▶ [Goal] Copy every line of the records below where the word "nomeie" occurs.

--- Begin Supplied material ---

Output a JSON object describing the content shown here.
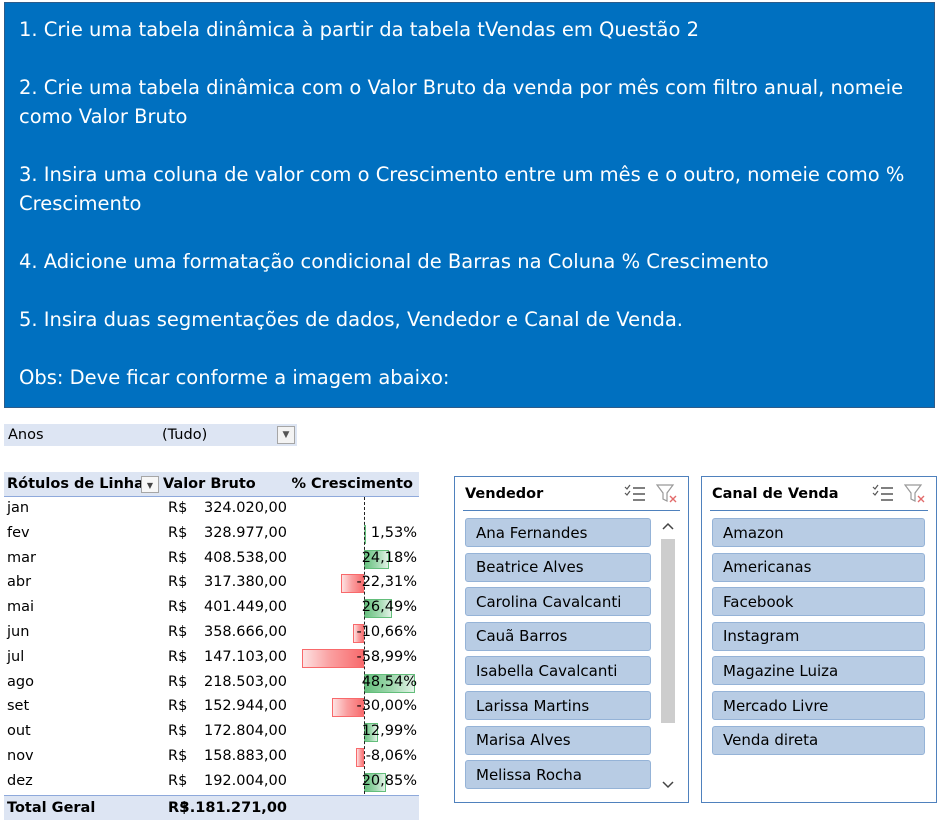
{
  "instructions": [
    "1. Crie uma tabela dinâmica à partir da tabela tVendas em Questão 2",
    "2. Crie uma tabela dinâmica com o Valor Bruto da venda por mês com filtro anual, nomeie como Valor Bruto",
    "3. Insira uma coluna de valor com o Crescimento entre um mês e o outro, nomeie como % Crescimento",
    "4. Adicione uma formatação condicional de Barras na Coluna % Crescimento",
    "5. Insira duas segmentações de dados, Vendedor e Canal de Venda.",
    "Obs: Deve ficar conforme a imagem abaixo:"
  ],
  "filter": {
    "label": "Anos",
    "value": "(Tudo)"
  },
  "pivot": {
    "headers": {
      "row_labels": "Rótulos de Linha",
      "value": "Valor Bruto",
      "growth": "% Crescimento"
    },
    "currency": "R$",
    "rows": [
      {
        "month": "jan",
        "value": "324.020,00",
        "growth": "",
        "growth_num": 0
      },
      {
        "month": "fev",
        "value": "328.977,00",
        "growth": "1,53%",
        "growth_num": 1.53
      },
      {
        "month": "mar",
        "value": "408.538,00",
        "growth": "24,18%",
        "growth_num": 24.18
      },
      {
        "month": "abr",
        "value": "317.380,00",
        "growth": "-22,31%",
        "growth_num": -22.31
      },
      {
        "month": "mai",
        "value": "401.449,00",
        "growth": "26,49%",
        "growth_num": 26.49
      },
      {
        "month": "jun",
        "value": "358.666,00",
        "growth": "-10,66%",
        "growth_num": -10.66
      },
      {
        "month": "jul",
        "value": "147.103,00",
        "growth": "-58,99%",
        "growth_num": -58.99
      },
      {
        "month": "ago",
        "value": "218.503,00",
        "growth": "48,54%",
        "growth_num": 48.54
      },
      {
        "month": "set",
        "value": "152.944,00",
        "growth": "-30,00%",
        "growth_num": -30.0
      },
      {
        "month": "out",
        "value": "172.804,00",
        "growth": "12,99%",
        "growth_num": 12.99
      },
      {
        "month": "nov",
        "value": "158.883,00",
        "growth": "-8,06%",
        "growth_num": -8.06
      },
      {
        "month": "dez",
        "value": "192.004,00",
        "growth": "20,85%",
        "growth_num": 20.85
      }
    ],
    "total": {
      "label": "Total Geral",
      "value": "3.181.271,00"
    }
  },
  "slicer_vendedor": {
    "title": "Vendedor",
    "items": [
      "Ana Fernandes",
      "Beatrice Alves",
      "Carolina Cavalcanti",
      "Cauã Barros",
      "Isabella Cavalcanti",
      "Larissa Martins",
      "Marisa Alves",
      "Melissa Rocha"
    ]
  },
  "slicer_canal": {
    "title": "Canal de Venda",
    "items": [
      "Amazon",
      "Americanas",
      "Facebook",
      "Instagram",
      "Magazine Luiza",
      "Mercado Livre",
      "Venda direta"
    ]
  },
  "colors": {
    "banner": "#0070c0",
    "slicer_item": "#b8cce4",
    "positive_bar": "#63be7b",
    "negative_bar": "#f8696b"
  }
}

--- End Supplied material ---

▶ [Output of the task]
    "2. Crie uma tabela dinâmica com o Valor Bruto da venda por mês com filtro anual, nomeie como Valor Bruto",
    "3. Insira uma coluna de valor com o Crescimento entre um mês e o outro, nomeie como % Crescimento",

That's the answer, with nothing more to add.